Your task is to repeat the entries underneath exactly, minus the pictures.

The input.
------------------------
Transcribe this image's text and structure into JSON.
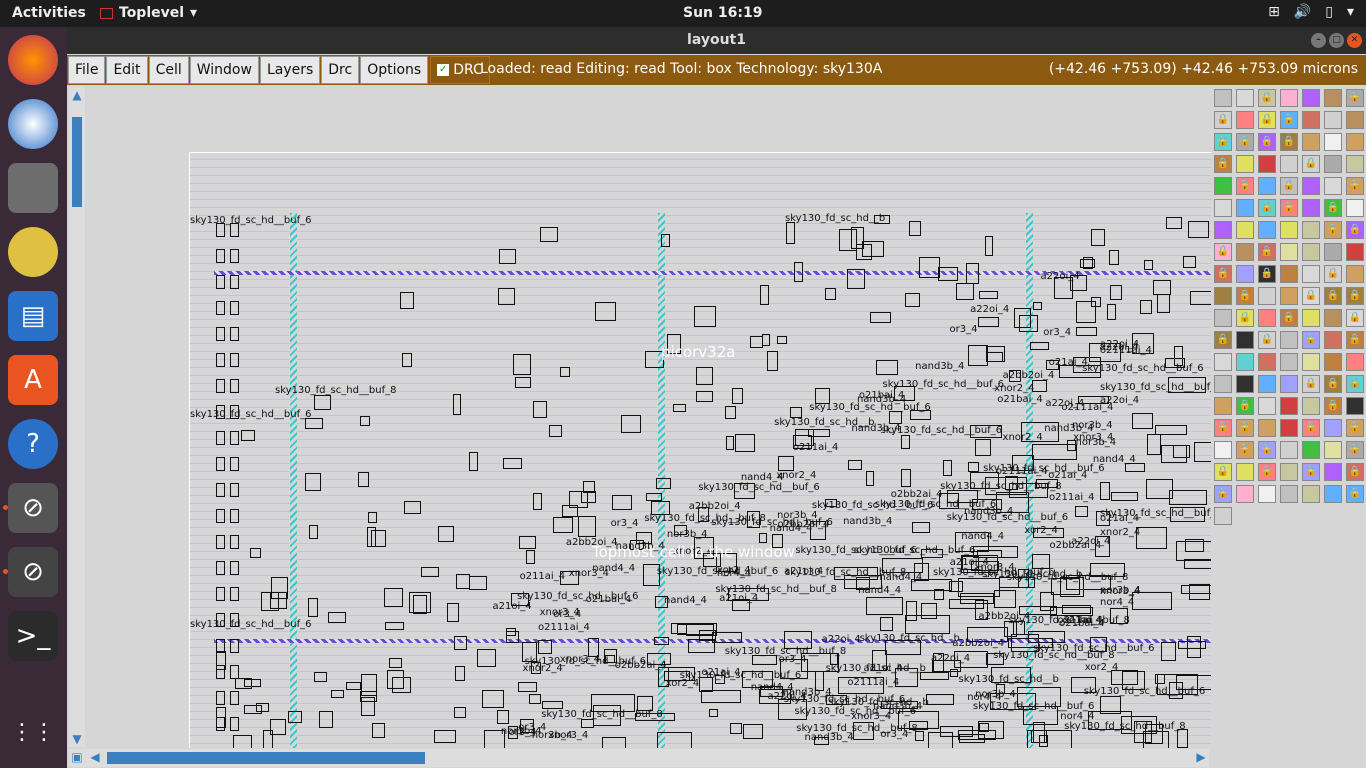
{
  "topbar": {
    "activities": "Activities",
    "app": "Toplevel",
    "clock": "Sun 16:19"
  },
  "window": {
    "title": "layout1"
  },
  "menu": [
    "File",
    "Edit",
    "Cell",
    "Window",
    "Layers",
    "Drc",
    "Options"
  ],
  "drc": {
    "label": "DRC",
    "checked": true
  },
  "status": "Loaded: read Editing: read Tool: box  Technology: sky130A",
  "coords": "(+42.46 +753.09) +42.46 +753.09 microns",
  "layout": {
    "cell_name": "picorv32a",
    "topmost_hint": "Topmost cell in the window",
    "labels": [
      "sky130_fd_sc_hd__buf_6",
      "sky130_fd_sc_hd__buf_8",
      "sky130_fd_sc_hd__b",
      "sky130_fd_sc_hd__buf_6",
      "sky130_fd_sc_hd__buf_6",
      "o21bai_4",
      "xnor2_4",
      "nand3b_4",
      "o21ai_4",
      "xor2_4",
      "a21oi_4",
      "xnor3_4",
      "nor3b_4",
      "nor4_4",
      "a2bb2oi_4",
      "o2bb2ai_4",
      "nand4_4",
      "a22oi_4",
      "or3_4",
      "o211ai_4",
      "o2111ai_4"
    ]
  },
  "colors": {
    "menubar": "#8b5a10",
    "dock": "#3a2a38",
    "accent": "#e95420",
    "canvas": "#d6d6d6",
    "rail": "#6b48d0",
    "strip": "#38c8d0"
  }
}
------------------------
Final answer.
Transcribe this image's text and structure into JSON.
{
  "topbar": {
    "activities": "Activities",
    "app": "Toplevel",
    "clock": "Sun 16:19"
  },
  "window": {
    "title": "layout1"
  },
  "menu": [
    "File",
    "Edit",
    "Cell",
    "Window",
    "Layers",
    "Drc",
    "Options"
  ],
  "drc": {
    "label": "DRC",
    "checked": true
  },
  "status": "Loaded: read Editing: read Tool: box  Technology: sky130A",
  "coords": "(+42.46 +753.09) +42.46 +753.09 microns",
  "layout": {
    "cell_name": "picorv32a",
    "topmost_hint": "Topmost cell in the window",
    "labels": [
      "sky130_fd_sc_hd__buf_6",
      "sky130_fd_sc_hd__buf_8",
      "sky130_fd_sc_hd__b",
      "sky130_fd_sc_hd__buf_6",
      "sky130_fd_sc_hd__buf_6",
      "o21bai_4",
      "xnor2_4",
      "nand3b_4",
      "o21ai_4",
      "xor2_4",
      "a21oi_4",
      "xnor3_4",
      "nor3b_4",
      "nor4_4",
      "a2bb2oi_4",
      "o2bb2ai_4",
      "nand4_4",
      "a22oi_4",
      "or3_4",
      "o211ai_4",
      "o2111ai_4"
    ]
  },
  "colors": {
    "menubar": "#8b5a10",
    "dock": "#3a2a38",
    "accent": "#e95420",
    "canvas": "#d6d6d6",
    "rail": "#6b48d0",
    "strip": "#38c8d0"
  }
}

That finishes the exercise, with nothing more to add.